Moustapha Niasse a vendu son parti à l’encan au président Macky Sall ce 10 mars au cours d’une réunion de son politburo (le mot est bien choisi pour montrer la pensée unique qui règne au sein de l’Afp). Tenaillé par le prestige et les passe-droits que lui confère son poste de président de l’Assemblée nationale, il s’est livré pieds et poings liés au Seigneur Macky Sall. Cet acte d’allégeance pose un problème de démocratie interne et d’éthique politique.


Rédigé par leral.net le Mardi 18 Mars 2014 à 19:24 | | 0 commentaire(s)|

Les non-dits d'une allégeance
En 1996, quand Abdou Diouf imposait dans un congrès sans débat Ousmane Tanor Dieng comme Premier secrétaire du Parti socialiste (Ps), Moustapha Niasse a été le premier à désapprouver une telle mesure qui allait à l’encontre de la volonté des militants socialistes.

D’ailleurs, pour marquer son coup de colère, l’alors ministre des Affaires étrangères du gouvernement d’Habib Thiam (du 15 mars 1995), depuis l’étranger où il se trouvait, avait refusé lors du remaniement du 3 juillet 1998 de faire partie du gouvernement dirigé par Mamadou Lamine Loum.

La suite, on la connait. Le 9 mars 1999, le cardinal Hyacinthe Thiandoum dresse un portrait élogieux de Moustapha Niasse dans le magazine "Jeune Afrique" et regrette son effacement politique depuis son départ du ministère des Affaires Etrangères. Il déclare : "J'attendais comme successeur Moustapha Niasse. Jusqu'à maintenant, il a gardé le silence, et il a eu raison. Mais le moment va venir où il faudra qu'on sache où il se situe sur l'échiquier politique. Il lui faut se positionner dès à présent pour l'avenir, quand Diouf va se retirer. S'il ne m'appelle pas, c'est moi qui vais lui téléphoner, pour le sonder. Pour moi, c'est le candidat idéal : intelligent, formé par Senghor. Il connaît le pays, il est l'ami des Arabes et affiche une grande ouverture d'esprit à l'égard du christianisme."

□ □ □ □ □

Consigne de l'exercice>
Rédigez la suite du texte sur l'allégeance de Moustapha Niasse à Macky Sall en partant de sa dernière phrase. Les lignes qui viennent ensuite forment un matériau à part, sans lien avec le texte.

□ □ □ □ □

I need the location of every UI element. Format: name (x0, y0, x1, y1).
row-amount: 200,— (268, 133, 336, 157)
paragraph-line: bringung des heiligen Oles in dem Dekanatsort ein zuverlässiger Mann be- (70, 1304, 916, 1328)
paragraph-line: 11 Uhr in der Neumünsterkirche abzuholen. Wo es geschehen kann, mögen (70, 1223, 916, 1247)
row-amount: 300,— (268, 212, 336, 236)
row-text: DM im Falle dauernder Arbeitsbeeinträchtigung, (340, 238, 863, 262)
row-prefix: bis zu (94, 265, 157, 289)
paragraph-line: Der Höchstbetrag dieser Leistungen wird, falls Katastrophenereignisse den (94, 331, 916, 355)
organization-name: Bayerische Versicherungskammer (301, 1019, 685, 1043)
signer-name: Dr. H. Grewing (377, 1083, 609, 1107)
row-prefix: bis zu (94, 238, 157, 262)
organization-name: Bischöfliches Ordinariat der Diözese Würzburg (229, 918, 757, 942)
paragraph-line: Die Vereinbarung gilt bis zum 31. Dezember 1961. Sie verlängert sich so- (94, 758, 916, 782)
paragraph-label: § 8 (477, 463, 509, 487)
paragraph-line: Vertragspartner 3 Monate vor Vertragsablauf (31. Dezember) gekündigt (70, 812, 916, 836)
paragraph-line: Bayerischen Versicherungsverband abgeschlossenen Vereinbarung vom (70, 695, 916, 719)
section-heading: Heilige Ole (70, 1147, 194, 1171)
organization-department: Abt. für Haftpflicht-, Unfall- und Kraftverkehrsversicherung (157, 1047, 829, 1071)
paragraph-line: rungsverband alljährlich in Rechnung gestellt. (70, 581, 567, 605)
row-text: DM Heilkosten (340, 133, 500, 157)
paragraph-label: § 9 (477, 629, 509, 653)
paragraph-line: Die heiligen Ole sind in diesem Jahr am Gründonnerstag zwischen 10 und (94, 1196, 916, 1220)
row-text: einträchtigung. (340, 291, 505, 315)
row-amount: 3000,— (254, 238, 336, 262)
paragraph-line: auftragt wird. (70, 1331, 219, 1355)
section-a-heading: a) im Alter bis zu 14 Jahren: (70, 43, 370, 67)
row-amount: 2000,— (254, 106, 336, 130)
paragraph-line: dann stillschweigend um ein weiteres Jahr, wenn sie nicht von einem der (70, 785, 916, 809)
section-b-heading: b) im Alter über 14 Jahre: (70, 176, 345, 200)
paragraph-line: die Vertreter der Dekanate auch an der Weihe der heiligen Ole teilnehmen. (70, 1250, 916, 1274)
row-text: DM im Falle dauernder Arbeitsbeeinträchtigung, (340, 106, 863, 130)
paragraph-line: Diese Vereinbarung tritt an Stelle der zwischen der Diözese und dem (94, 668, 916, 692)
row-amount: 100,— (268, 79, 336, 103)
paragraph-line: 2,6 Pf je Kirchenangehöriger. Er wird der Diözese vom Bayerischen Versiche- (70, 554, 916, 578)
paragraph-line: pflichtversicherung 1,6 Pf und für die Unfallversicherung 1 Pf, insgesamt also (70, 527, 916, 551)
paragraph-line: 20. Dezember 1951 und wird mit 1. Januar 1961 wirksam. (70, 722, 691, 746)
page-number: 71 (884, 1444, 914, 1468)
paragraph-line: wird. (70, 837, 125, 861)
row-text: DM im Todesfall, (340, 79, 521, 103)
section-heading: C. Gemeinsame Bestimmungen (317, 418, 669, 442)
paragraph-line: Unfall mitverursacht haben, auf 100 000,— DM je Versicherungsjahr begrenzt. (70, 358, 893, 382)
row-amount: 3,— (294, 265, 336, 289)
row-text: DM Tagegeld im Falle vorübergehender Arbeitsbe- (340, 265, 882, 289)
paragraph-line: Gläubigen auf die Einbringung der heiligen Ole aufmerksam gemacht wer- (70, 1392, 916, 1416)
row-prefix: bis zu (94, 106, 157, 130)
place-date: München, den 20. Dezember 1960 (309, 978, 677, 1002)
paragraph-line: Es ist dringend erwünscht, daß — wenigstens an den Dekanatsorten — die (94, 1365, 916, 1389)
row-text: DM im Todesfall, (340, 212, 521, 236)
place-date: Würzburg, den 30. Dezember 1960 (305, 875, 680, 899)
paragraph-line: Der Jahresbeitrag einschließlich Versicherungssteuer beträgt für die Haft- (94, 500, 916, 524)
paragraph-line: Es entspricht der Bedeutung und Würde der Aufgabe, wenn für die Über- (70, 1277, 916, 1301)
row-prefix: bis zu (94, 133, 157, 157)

□ □ □ □ □

Réponse correcte>
L’espoir de conquête du pouvoir cède au désespoir des échecs répétitifs

Après mars 1999, Moustapha Niasse prépare méticuleusement son entrée en scène politique qui n'a pour seul but que de conquérir le palais présidentiel. Il l'indique clairement dans son message du 16 juin 1999 : "Des ruptures sont parfois nécessaires quand vient le temps du destin ; je suis prêt, je les accepte. Pour toutes ces raisons, la voie dans laquelle j’ai décidé de m’engager dans les semaines à venir s'inscrit dans la durée et se situe au niveau le plus élevé du sacrifice pour l'intérêt de tout un peuple pour les échéances immédiates et les échéances à venir."

Ce 16 juin 1999 fut alors le point fort de départ pour une mobilisation autour de Moustapha Niasse de Sénégalais qui vont s'engager à ses côtés, hommes, femmes, jeunes de tous les horizons, de toutes les sensibilités politiques, dans un formidable élan, vecteur propre d'espoirs et d'espérances pour le changement dans la dignité, la solidarité et la tolérance.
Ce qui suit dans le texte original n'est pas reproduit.